── Data in this exercise ──
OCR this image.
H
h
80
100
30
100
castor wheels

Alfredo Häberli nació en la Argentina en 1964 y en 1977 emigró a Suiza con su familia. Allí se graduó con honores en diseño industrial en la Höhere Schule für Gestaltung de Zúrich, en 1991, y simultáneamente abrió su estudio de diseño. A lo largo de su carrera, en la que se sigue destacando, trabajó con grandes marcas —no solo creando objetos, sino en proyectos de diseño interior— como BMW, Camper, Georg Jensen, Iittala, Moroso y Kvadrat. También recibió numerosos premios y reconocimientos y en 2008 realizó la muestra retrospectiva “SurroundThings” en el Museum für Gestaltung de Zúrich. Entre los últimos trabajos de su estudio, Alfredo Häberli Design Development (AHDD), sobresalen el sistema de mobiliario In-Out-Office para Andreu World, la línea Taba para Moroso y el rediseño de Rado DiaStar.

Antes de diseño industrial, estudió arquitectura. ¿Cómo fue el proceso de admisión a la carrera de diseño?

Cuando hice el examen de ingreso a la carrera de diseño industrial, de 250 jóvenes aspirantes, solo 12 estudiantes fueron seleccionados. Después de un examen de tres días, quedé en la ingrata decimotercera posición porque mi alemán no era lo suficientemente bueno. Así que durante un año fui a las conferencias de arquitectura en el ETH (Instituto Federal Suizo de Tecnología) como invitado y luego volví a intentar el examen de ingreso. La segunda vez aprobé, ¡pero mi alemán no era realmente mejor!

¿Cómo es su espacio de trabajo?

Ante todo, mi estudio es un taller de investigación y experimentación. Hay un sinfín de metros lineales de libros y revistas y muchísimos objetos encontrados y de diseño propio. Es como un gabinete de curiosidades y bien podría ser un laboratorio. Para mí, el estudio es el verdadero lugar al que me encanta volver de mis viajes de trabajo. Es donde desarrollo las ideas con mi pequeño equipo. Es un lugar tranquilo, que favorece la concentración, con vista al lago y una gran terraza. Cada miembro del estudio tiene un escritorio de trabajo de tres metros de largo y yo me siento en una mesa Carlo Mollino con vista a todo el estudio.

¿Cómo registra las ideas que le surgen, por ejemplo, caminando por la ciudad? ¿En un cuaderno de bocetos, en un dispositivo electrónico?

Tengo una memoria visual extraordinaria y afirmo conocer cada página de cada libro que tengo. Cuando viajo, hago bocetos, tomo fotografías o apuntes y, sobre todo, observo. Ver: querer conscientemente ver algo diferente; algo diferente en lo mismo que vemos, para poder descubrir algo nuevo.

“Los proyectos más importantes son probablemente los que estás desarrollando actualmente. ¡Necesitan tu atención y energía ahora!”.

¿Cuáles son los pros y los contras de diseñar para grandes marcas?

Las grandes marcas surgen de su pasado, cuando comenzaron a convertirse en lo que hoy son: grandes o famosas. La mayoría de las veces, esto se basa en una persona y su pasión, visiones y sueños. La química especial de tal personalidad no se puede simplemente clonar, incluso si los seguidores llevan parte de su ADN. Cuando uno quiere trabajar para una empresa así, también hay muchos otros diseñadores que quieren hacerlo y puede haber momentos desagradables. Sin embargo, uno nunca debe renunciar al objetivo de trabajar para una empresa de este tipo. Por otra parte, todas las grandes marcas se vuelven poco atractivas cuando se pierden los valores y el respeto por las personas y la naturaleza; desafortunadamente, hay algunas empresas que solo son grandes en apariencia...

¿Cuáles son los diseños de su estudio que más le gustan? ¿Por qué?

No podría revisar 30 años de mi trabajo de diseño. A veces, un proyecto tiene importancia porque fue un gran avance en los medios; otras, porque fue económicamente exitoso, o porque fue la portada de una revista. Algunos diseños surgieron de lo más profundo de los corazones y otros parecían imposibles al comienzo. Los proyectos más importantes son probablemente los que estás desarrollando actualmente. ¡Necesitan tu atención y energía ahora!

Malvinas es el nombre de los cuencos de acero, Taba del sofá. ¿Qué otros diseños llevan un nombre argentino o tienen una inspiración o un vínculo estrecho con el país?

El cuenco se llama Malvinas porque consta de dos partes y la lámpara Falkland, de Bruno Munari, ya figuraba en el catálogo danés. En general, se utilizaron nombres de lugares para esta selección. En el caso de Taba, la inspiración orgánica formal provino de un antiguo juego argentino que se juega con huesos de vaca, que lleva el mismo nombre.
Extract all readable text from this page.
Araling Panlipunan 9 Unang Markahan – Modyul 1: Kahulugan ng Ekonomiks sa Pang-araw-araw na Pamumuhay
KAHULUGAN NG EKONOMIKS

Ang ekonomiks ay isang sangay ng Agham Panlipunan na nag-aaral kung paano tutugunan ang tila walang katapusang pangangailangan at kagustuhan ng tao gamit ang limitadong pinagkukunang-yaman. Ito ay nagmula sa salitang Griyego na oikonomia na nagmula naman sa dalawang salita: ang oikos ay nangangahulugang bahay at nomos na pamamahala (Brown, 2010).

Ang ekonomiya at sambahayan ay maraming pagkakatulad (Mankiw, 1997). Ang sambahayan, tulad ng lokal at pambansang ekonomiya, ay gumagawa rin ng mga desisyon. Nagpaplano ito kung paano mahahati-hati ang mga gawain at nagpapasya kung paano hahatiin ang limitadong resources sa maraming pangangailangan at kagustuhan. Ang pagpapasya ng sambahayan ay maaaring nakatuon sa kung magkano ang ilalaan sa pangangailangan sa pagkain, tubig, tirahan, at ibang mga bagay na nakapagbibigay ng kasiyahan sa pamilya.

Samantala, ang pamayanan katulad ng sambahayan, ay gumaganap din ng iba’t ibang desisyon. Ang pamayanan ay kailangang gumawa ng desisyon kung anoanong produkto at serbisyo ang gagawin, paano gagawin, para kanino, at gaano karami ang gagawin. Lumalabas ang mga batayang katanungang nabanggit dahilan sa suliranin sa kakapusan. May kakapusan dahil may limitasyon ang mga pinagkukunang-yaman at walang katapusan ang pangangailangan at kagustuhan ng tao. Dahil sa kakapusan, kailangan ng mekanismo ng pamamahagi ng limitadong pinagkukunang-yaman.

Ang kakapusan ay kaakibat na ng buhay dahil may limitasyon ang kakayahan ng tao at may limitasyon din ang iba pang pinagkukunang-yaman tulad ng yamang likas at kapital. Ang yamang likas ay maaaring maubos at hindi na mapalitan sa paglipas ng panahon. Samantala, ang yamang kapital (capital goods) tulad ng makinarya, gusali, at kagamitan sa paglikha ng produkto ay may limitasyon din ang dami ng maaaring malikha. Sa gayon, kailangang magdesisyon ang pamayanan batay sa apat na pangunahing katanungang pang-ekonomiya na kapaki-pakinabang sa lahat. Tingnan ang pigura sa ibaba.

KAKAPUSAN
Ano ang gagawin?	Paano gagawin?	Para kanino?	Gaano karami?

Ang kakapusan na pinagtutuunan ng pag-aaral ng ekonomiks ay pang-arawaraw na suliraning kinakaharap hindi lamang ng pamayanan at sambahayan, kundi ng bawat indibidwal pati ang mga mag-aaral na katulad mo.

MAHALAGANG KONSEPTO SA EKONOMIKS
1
───
■ **Directions for this task**
Pull out every line above that holds the word "Necesitan".

■ **Written response**
“Los proyectos más importantes son probablemente los que estás desarrollando actualmente. ¡Necesitan tu atención y energía ahora!”.
No podría revisar 30 años de mi trabajo de diseño. A veces, un proyecto tiene importancia porque fue un gran avance en los medios; otras, porque fue económicamente exitoso, o porque fue la portada de una revista. Algunos diseños surgieron de lo más profundo de los corazones y otros parecían imposibles al comienzo. Los proyectos más importantes son probablemente los que estás desarrollando actualmente. ¡Necesitan tu atención y energía ahora!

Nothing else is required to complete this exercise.